*** EXTRAIT DU DOCUMENT ***
IA, RPA, cloud… À chaque vague technologique, la même promesse revient : gagner du temps, réduire certaines charges, accélérer la performance.
Ces promesses sont réelles. Mais elles créent aussi un raccourci dangereux : croire que l’amélioration viendra d’abord de la technologie choisie. Or, sur les sujets d’excellence opérationnelle, la valeur se joue rarement dans l’outil seul. Elle dépend surtout de la qualité du cadrage qui le précède.
Un sujet connu mais encore mal cadré
Dans beaucoup d’ETI, le sujet de l’excellence opérationnelle est déjà bien identifié. Les irritants sont connus, les reprises aussi, et les équipes savent souvent dire où le processus ralentit ou se complique.
Le décalage apparaît plutôt au moment de passer de ce constat à une décision. On sait qu’il faut améliorer, mais le cadrage reste parfois trop flou : quels irritants traiter d’abord, quels gains viser, quels usages stabiliser avant de lancer le projet ? Une technologie semble prometteuse, un cas d’usage donne envie d’avancer. Le projet démarre alors avec l’idée que l’on ajustera en chemin.
*** DONNÉES SOURCES ***
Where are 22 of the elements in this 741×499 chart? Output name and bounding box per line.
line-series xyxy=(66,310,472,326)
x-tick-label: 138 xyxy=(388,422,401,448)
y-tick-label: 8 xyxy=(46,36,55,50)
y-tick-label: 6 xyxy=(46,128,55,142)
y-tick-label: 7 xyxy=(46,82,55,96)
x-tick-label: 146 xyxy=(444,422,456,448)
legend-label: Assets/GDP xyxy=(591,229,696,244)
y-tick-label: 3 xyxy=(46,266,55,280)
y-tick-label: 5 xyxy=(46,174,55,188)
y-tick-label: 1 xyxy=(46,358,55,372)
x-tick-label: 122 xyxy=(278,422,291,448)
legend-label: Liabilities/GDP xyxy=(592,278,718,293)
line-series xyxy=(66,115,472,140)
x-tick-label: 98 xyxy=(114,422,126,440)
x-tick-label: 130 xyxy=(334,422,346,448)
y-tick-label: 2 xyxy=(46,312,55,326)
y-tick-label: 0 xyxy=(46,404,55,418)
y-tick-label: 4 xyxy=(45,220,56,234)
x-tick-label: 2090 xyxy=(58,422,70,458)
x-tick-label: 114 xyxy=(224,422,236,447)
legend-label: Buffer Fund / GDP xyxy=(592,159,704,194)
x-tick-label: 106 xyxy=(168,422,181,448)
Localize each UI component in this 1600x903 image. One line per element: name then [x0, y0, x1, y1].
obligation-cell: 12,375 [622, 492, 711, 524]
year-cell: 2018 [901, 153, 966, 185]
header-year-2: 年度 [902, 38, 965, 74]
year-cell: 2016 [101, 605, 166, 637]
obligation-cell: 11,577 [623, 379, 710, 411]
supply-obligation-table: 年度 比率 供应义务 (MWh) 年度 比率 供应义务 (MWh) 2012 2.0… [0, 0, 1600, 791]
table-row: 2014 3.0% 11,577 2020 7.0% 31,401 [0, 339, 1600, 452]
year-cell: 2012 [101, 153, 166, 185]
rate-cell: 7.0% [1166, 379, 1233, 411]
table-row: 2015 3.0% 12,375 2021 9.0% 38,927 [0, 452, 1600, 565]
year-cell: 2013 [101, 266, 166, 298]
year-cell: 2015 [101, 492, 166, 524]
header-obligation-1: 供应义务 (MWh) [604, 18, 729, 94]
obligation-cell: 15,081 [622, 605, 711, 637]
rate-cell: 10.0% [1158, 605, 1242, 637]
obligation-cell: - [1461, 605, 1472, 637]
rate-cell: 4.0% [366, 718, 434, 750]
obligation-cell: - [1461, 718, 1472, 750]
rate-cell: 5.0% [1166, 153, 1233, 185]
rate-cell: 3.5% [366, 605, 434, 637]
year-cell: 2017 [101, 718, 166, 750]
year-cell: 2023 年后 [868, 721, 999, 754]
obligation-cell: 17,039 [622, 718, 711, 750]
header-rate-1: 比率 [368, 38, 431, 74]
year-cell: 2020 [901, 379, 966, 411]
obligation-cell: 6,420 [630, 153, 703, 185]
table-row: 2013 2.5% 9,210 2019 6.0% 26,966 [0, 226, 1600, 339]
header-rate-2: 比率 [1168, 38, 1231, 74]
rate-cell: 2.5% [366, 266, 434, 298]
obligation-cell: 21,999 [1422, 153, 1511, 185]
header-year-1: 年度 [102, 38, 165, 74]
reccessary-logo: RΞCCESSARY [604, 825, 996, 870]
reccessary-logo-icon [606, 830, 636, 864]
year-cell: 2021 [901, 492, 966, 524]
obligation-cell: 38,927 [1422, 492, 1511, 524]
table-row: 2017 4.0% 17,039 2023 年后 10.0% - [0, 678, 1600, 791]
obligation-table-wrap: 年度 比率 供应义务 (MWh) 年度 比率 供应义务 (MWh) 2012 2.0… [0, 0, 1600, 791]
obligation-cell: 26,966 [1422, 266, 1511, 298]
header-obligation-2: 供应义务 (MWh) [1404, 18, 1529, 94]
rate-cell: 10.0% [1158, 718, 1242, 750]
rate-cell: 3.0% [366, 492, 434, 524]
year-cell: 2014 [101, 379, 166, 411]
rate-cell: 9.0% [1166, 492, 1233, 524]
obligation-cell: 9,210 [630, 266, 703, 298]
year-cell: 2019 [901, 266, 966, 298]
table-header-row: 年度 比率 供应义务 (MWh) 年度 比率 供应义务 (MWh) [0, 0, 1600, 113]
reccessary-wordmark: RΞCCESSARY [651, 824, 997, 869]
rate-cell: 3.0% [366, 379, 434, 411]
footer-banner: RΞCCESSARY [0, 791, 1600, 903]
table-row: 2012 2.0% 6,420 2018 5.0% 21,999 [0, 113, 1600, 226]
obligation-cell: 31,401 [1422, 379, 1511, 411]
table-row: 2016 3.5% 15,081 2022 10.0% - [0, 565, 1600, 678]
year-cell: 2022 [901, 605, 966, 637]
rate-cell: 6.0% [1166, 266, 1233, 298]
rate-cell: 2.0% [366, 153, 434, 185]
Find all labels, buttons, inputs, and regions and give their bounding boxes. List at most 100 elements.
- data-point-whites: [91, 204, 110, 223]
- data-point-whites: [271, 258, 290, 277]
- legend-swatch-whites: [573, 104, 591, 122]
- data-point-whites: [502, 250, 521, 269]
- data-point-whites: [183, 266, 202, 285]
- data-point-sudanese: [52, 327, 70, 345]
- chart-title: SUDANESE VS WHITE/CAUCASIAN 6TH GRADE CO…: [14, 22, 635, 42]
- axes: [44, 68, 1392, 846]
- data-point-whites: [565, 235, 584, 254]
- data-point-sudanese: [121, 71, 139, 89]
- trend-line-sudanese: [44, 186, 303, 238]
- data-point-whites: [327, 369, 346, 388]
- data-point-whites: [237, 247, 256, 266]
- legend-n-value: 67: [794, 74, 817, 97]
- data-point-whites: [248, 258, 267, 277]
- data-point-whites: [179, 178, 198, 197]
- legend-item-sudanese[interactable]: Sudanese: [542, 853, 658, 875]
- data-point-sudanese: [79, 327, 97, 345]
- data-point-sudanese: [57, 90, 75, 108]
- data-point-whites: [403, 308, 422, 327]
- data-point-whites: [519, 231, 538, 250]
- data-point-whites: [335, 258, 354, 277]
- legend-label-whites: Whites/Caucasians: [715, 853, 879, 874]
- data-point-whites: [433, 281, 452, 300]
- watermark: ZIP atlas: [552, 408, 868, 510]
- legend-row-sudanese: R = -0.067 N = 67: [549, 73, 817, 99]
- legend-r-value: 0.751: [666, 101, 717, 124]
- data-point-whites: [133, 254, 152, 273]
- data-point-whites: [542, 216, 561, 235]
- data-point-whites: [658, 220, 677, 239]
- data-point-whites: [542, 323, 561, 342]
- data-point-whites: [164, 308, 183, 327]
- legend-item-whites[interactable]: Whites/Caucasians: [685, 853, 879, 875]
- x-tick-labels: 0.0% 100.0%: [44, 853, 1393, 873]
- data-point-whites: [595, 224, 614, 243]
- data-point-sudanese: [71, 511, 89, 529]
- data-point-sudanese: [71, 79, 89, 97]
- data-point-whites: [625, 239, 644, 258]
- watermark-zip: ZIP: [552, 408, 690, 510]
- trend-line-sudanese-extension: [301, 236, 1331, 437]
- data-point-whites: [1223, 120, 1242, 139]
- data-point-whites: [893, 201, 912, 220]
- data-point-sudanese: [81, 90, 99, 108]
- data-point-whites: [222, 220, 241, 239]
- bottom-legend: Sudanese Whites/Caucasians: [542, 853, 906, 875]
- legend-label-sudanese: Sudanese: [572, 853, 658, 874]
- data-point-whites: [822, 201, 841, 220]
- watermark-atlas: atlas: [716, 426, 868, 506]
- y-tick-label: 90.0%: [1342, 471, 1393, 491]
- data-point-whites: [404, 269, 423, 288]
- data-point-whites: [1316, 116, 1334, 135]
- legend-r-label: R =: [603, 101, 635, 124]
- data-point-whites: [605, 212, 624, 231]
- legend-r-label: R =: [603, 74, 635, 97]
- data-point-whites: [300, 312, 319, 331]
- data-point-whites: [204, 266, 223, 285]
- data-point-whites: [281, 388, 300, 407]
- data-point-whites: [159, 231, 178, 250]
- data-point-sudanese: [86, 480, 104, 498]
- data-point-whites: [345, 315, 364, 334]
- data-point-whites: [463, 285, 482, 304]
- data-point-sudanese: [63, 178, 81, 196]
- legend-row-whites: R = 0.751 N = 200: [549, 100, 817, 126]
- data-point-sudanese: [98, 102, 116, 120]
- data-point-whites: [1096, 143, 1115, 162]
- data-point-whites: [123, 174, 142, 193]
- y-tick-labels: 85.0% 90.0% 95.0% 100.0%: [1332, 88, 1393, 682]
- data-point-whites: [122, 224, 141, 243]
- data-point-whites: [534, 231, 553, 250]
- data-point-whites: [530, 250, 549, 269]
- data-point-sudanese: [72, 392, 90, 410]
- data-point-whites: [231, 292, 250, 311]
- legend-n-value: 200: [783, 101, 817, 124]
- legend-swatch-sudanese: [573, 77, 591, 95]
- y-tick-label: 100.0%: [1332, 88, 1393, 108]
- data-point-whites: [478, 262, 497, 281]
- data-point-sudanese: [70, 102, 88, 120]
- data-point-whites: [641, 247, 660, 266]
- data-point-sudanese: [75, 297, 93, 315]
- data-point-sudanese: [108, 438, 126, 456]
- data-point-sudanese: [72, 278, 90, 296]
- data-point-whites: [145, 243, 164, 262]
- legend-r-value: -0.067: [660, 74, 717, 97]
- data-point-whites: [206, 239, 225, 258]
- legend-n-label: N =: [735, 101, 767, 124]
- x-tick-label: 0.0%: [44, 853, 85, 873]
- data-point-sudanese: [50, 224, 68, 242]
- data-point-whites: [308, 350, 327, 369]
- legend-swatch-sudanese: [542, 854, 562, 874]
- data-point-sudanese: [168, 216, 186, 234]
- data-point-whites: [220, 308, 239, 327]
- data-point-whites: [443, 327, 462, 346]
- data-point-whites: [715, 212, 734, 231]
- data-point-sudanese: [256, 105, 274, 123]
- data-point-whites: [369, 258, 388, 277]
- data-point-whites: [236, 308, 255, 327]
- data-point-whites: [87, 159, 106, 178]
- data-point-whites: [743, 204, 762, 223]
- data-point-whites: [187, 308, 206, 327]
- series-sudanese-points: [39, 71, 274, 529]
***
ÉNONCÉ A:
Répondez aux questions suivantes à partir de l'extrait du document :
(i) Quelles technologies sont nommées dans la première phrase ?
(ii) De quoi dépend surtout la valeur sur les sujets d'excellence opérationnelle ?
(iii) Dans quel type d'entreprises le sujet de l'excellence opérationnelle est-il déjà bien identifié ?
ÉNONCÉ B: Énumérez les promesses qui, selon l'extrait du document, reviennent à chaque vague technologique.
ÉNONCÉ C: Recopiez le passage de l'extrait du document compris entre "Ces promesses sont" et "qui le précède." inclus, en substituant "piège" à "raccourci".

RÉPONSE A:
(i) L'IA, la RPA et le cloud.
(ii) De la qualité du cadrage qui précède l'outil.
(iii) Dans beaucoup d'ETI.

RÉPONSE B:
- Gagner du temps
- Réduire certaines charges
- Accélérer la performance

RÉPONSE C:
Ces promesses sont réelles. Mais elles créent aussi un piège dangereux : croire que l’amélioration viendra d’abord de la technologie choisie. Or, sur les sujets d’excellence opérationnelle, la valeur se joue rarement dans l’outil seul. Elle dépend surtout de la qualité du cadrage qui le précède.